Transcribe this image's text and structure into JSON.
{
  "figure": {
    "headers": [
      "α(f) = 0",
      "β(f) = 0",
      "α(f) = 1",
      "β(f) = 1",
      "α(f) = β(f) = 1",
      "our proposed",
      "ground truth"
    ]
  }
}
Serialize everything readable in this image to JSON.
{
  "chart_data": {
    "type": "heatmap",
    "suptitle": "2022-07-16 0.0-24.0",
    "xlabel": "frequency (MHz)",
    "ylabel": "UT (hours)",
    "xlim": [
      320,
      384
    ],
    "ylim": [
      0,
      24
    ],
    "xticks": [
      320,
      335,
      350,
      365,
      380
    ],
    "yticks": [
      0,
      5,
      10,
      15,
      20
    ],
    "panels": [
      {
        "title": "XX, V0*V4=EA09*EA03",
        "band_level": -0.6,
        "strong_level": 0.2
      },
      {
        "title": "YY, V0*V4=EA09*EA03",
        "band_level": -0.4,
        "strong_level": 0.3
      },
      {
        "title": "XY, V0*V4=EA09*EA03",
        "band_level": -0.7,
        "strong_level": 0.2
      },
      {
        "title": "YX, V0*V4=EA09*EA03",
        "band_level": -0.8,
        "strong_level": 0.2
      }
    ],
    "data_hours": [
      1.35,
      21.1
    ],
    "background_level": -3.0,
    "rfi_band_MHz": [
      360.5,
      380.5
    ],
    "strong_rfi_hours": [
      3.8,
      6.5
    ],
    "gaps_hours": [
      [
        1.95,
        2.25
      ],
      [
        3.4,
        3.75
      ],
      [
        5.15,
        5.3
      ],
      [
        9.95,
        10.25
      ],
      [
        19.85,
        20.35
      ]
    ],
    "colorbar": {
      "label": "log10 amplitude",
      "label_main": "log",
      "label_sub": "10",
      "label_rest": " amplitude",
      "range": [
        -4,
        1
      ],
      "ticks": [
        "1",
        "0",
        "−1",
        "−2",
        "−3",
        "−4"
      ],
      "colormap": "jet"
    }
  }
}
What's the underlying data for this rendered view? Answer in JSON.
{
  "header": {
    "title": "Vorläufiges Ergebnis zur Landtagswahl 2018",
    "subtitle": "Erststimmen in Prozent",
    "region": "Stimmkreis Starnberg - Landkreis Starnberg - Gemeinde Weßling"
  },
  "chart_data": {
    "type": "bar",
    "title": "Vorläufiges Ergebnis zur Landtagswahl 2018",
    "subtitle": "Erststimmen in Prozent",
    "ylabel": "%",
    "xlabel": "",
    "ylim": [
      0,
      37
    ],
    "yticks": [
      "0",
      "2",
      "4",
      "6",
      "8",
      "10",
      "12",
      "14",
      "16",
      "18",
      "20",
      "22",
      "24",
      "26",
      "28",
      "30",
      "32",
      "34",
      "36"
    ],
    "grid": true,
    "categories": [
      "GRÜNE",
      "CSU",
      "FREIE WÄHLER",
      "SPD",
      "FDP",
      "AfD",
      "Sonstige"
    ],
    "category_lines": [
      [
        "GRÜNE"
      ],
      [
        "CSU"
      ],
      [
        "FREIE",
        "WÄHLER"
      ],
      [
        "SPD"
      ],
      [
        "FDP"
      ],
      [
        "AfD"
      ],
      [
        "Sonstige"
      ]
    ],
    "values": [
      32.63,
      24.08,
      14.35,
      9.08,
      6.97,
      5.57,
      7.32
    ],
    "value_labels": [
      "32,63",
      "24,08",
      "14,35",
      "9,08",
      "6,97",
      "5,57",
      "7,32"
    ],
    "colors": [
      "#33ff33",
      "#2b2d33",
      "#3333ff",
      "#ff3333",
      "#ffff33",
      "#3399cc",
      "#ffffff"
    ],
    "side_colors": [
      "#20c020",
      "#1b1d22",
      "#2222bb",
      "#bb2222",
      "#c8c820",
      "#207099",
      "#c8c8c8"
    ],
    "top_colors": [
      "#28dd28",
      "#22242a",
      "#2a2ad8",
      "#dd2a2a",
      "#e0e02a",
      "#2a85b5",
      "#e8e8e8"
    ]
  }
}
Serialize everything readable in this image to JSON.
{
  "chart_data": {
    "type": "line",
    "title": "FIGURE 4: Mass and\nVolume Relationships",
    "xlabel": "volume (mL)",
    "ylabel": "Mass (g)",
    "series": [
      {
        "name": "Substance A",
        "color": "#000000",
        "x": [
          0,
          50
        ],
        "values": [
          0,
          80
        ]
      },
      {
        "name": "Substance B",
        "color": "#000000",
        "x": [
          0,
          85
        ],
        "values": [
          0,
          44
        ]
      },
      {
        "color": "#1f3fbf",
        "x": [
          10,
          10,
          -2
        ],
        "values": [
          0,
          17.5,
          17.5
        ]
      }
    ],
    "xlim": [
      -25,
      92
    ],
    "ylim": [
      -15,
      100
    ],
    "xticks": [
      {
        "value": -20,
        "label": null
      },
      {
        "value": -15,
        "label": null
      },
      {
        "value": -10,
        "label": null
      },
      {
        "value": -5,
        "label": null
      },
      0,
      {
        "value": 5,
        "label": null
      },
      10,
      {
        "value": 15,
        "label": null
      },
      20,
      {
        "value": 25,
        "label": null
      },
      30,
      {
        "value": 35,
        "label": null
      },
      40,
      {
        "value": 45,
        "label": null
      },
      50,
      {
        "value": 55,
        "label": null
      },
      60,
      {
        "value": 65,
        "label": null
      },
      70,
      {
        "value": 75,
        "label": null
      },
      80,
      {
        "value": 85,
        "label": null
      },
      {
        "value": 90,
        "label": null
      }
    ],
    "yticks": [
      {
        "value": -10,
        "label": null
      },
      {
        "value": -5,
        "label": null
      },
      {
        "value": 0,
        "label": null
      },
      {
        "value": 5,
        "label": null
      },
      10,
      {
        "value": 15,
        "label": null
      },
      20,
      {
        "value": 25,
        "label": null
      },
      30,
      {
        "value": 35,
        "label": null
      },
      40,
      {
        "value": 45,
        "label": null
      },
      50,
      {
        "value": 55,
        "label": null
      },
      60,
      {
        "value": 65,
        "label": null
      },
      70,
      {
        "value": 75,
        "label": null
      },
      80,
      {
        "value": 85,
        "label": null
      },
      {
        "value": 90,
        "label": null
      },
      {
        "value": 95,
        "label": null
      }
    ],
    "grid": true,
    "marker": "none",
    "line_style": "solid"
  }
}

★ ★ ★ ★ ★

- **EXERCISE INSTRUCTIONS**
Copy out the material word for word and line for line.

- **ANSWER TO THIS PROBLEM**
Transcribe this image's text and structure into JSON.
{
  "figure": {
    "headers": [
      "α(f) = 0",
      "β(f) = 0",
      "α(f) = 1",
      "β(f) = 1",
      "α(f) = β(f) = 1",
      "our proposed",
      "ground truth"
    ]
  }
}
Serialize everything readable in this image to JSON.
{
  "chart_data": {
    "type": "heatmap",
    "suptitle": "2022-07-16 0.0-24.0",
    "xlabel": "frequency (MHz)",
    "ylabel": "UT (hours)",
    "xlim": [
      320,
      384
    ],
    "ylim": [
      0,
      24
    ],
    "xticks": [
      320,
      335,
      350,
      365,
      380
    ],
    "yticks": [
      0,
      5,
      10,
      15,
      20
    ],
    "panels": [
      {
        "title": "XX, V0*V4=EA09*EA03",
        "band_level": -0.6,
        "strong_level": 0.2
      },
      {
        "title": "YY, V0*V4=EA09*EA03",
        "band_level": -0.4,
        "strong_level": 0.3
      },
      {
        "title": "XY, V0*V4=EA09*EA03",
        "band_level": -0.7,
        "strong_level": 0.2
      },
      {
        "title": "YX, V0*V4=EA09*EA03",
        "band_level": -0.8,
        "strong_level": 0.2
      }
    ],
    "data_hours": [
      1.35,
      21.1
    ],
    "background_level": -3.0,
    "rfi_band_MHz": [
      360.5,
      380.5
    ],
    "strong_rfi_hours": [
      3.8,
      6.5
    ],
    "gaps_hours": [
      [
        1.95,
        2.25
      ],
      [
        3.4,
        3.75
      ],
      [
        5.15,
        5.3
      ],
      [
        9.95,
        10.25
      ],
      [
        19.85,
        20.35
      ]
    ],
    "colorbar": {
      "label": "log10 amplitude",
      "label_main": "log",
      "label_sub": "10",
      "label_rest": " amplitude",
      "range": [
        -4,
        1
      ],
      "ticks": [
        "1",
        "0",
        "−1",
        "−2",
        "−3",
        "−4"
      ],
      "colormap": "jet"
    }
  }
}
What's the underlying data for this rendered view? Answer in JSON.
{
  "header": {
    "title": "Vorläufiges Ergebnis zur Landtagswahl 2018",
    "subtitle": "Erststimmen in Prozent",
    "region": "Stimmkreis Starnberg - Landkreis Starnberg - Gemeinde Weßling"
  },
  "chart_data": {
    "type": "bar",
    "title": "Vorläufiges Ergebnis zur Landtagswahl 2018",
    "subtitle": "Erststimmen in Prozent",
    "ylabel": "%",
    "xlabel": "",
    "ylim": [
      0,
      37
    ],
    "yticks": [
      "0",
      "2",
      "4",
      "6",
      "8",
      "10",
      "12",
      "14",
      "16",
      "18",
      "20",
      "22",
      "24",
      "26",
      "28",
      "30",
      "32",
      "34",
      "36"
    ],
    "grid": true,
    "categories": [
      "GRÜNE",
      "CSU",
      "FREIE WÄHLER",
      "SPD",
      "FDP",
      "AfD",
      "Sonstige"
    ],
    "category_lines": [
      [
        "GRÜNE"
      ],
      [
        "CSU"
      ],
      [
        "FREIE",
        "WÄHLER"
      ],
      [
        "SPD"
      ],
      [
        "FDP"
      ],
      [
        "AfD"
      ],
      [
        "Sonstige"
      ]
    ],
    "values": [
      32.63,
      24.08,
      14.35,
      9.08,
      6.97,
      5.57,
      7.32
    ],
    "value_labels": [
      "32,63",
      "24,08",
      "14,35",
      "9,08",
      "6,97",
      "5,57",
      "7,32"
    ],
    "colors": [
      "#33ff33",
      "#2b2d33",
      "#3333ff",
      "#ff3333",
      "#ffff33",
      "#3399cc",
      "#ffffff"
    ],
    "side_colors": [
      "#20c020",
      "#1b1d22",
      "#2222bb",
      "#bb2222",
      "#c8c820",
      "#207099",
      "#c8c8c8"
    ],
    "top_colors": [
      "#28dd28",
      "#22242a",
      "#2a2ad8",
      "#dd2a2a",
      "#e0e02a",
      "#2a85b5",
      "#e8e8e8"
    ]
  }
}
Serialize everything readable in this image to JSON.
{
  "chart_data": {
    "type": "line",
    "title": "FIGURE 4: Mass and\nVolume Relationships",
    "xlabel": "volume (mL)",
    "ylabel": "Mass (g)",
    "series": [
      {
        "name": "Substance A",
        "color": "#000000",
        "x": [
          0,
          50
        ],
        "values": [
          0,
          80
        ]
      },
      {
        "name": "Substance B",
        "color": "#000000",
        "x": [
          0,
          85
        ],
        "values": [
          0,
          44
        ]
      },
      {
        "color": "#1f3fbf",
        "x": [
          10,
          10,
          -2
        ],
        "values": [
          0,
          17.5,
          17.5
        ]
      }
    ],
    "xlim": [
      -25,
      92
    ],
    "ylim": [
      -15,
      100
    ],
    "xticks": [
      {
        "value": -20,
        "label": null
      },
      {
        "value": -15,
        "label": null
      },
      {
        "value": -10,
        "label": null
      },
      {
        "value": -5,
        "label": null
      },
      0,
      {
        "value": 5,
        "label": null
      },
      10,
      {
        "value": 15,
        "label": null
      },
      20,
      {
        "value": 25,
        "label": null
      },
      30,
      {
        "value": 35,
        "label": null
      },
      40,
      {
        "value": 45,
        "label": null
      },
      50,
      {
        "value": 55,
        "label": null
      },
      60,
      {
        "value": 65,
        "label": null
      },
      70,
      {
        "value": 75,
        "label": null
      },
      80,
      {
        "value": 85,
        "label": null
      },
      {
        "value": 90,
        "label": null
      }
    ],
    "yticks": [
      {
        "value": -10,
        "label": null
      },
      {
        "value": -5,
        "label": null
      },
      {
        "value": 0,
        "label": null
      },
      {
        "value": 5,
        "label": null
      },
      10,
      {
        "value": 15,
        "label": null
      },
      20,
      {
        "value": 25,
        "label": null
      },
      30,
      {
        "value": 35,
        "label": null
      },
      40,
      {
        "value": 45,
        "label": null
      },
      50,
      {
        "value": 55,
        "label": null
      },
      60,
      {
        "value": 65,
        "label": null
      },
      70,
      {
        "value": 75,
        "label": null
      },
      80,
      {
        "value": 85,
        "label": null
      },
      {
        "value": 90,
        "label": null
      },
      {
        "value": 95,
        "label": null
      }
    ],
    "grid": true,
    "marker": "none",
    "line_style": "solid"
  }
}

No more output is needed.